*WHAT THE TASK ASKS:* Below are the entries; output exactly the lines from the one containing "Read this page and output its text content." through the final line, inclusive.

----- RECORD EXTRACTS

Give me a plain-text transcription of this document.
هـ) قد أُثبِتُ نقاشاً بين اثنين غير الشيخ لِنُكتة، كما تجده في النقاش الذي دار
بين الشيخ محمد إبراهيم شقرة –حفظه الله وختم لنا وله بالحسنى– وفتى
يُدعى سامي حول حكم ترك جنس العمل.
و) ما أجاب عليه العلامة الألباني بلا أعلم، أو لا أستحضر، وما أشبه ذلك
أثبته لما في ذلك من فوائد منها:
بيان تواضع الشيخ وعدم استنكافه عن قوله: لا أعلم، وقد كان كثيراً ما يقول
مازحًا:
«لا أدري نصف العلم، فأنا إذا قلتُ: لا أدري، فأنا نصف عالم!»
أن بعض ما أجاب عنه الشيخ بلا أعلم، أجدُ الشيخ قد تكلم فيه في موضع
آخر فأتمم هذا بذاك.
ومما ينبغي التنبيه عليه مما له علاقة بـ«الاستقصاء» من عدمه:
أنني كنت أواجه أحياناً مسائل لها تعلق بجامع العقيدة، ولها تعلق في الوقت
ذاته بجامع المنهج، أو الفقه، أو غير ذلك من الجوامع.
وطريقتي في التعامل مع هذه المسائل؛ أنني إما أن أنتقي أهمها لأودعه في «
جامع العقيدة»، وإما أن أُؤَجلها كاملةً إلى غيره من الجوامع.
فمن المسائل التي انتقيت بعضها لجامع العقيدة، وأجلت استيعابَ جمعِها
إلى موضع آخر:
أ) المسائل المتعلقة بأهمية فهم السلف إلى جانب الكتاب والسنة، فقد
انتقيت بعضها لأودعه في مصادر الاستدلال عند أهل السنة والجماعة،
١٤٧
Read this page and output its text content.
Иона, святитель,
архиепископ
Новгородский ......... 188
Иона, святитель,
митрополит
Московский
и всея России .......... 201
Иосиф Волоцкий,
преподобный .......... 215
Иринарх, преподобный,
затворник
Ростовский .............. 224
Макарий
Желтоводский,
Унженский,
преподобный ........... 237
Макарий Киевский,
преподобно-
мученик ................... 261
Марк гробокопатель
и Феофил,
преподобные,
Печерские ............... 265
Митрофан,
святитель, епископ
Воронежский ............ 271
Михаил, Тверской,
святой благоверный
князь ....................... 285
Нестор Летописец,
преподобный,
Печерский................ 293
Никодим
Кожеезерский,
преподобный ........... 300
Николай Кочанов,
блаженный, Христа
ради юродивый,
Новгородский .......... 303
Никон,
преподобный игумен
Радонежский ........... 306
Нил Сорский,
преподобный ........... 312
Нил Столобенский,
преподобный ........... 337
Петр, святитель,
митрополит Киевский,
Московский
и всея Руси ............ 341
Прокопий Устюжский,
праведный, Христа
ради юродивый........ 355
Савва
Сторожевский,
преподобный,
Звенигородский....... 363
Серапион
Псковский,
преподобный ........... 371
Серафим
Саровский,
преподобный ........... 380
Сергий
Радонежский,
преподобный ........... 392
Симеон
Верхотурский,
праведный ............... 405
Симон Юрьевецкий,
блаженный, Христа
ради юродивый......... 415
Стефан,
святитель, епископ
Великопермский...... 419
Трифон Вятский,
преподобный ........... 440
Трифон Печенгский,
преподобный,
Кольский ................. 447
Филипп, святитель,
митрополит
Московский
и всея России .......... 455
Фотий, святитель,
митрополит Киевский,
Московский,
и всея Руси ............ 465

----------

*RESULT BELOW:*
Read this page and output its text content.
Иона, святитель,
архиепископ
Новгородский ......... 188
Иона, святитель,
митрополит
Московский
и всея России .......... 201
Иосиф Волоцкий,
преподобный .......... 215
Иринарх, преподобный,
затворник
Ростовский .............. 224
Макарий
Желтоводский,
Унженский,
преподобный ........... 237
Макарий Киевский,
преподобно-
мученик ................... 261
Марк гробокопатель
и Феофил,
преподобные,
Печерские ............... 265
Митрофан,
святитель, епископ
Воронежский ............ 271
Михаил, Тверской,
святой благоверный
князь ....................... 285
Нестор Летописец,
преподобный,
Печерский................ 293
Никодим
Кожеезерский,
преподобный ........... 300
Николай Кочанов,
блаженный, Христа
ради юродивый,
Новгородский .......... 303
Никон,
преподобный игумен
Радонежский ........... 306
Нил Сорский,
преподобный ........... 312
Нил Столобенский,
преподобный ........... 337
Петр, святитель,
митрополит Киевский,
Московский
и всея Руси ............ 341
Прокопий Устюжский,
праведный, Христа
ради юродивый........ 355
Савва
Сторожевский,
преподобный,
Звенигородский....... 363
Серапион
Псковский,
преподобный ........... 371
Серафим
Саровский,
преподобный ........... 380
Сергий
Радонежский,
преподобный ........... 392
Симеон
Верхотурский,
праведный ............... 405
Симон Юрьевецкий,
блаженный, Христа
ради юродивый......... 415
Стефан,
святитель, епископ
Великопермский...... 419
Трифон Вятский,
преподобный ........... 440
Трифон Печенгский,
преподобный,
Кольский ................. 447
Филипп, святитель,
митрополит
Московский
и всея России .......... 455
Фотий, святитель,
митрополит Киевский,
Московский,
и всея Руси ............ 465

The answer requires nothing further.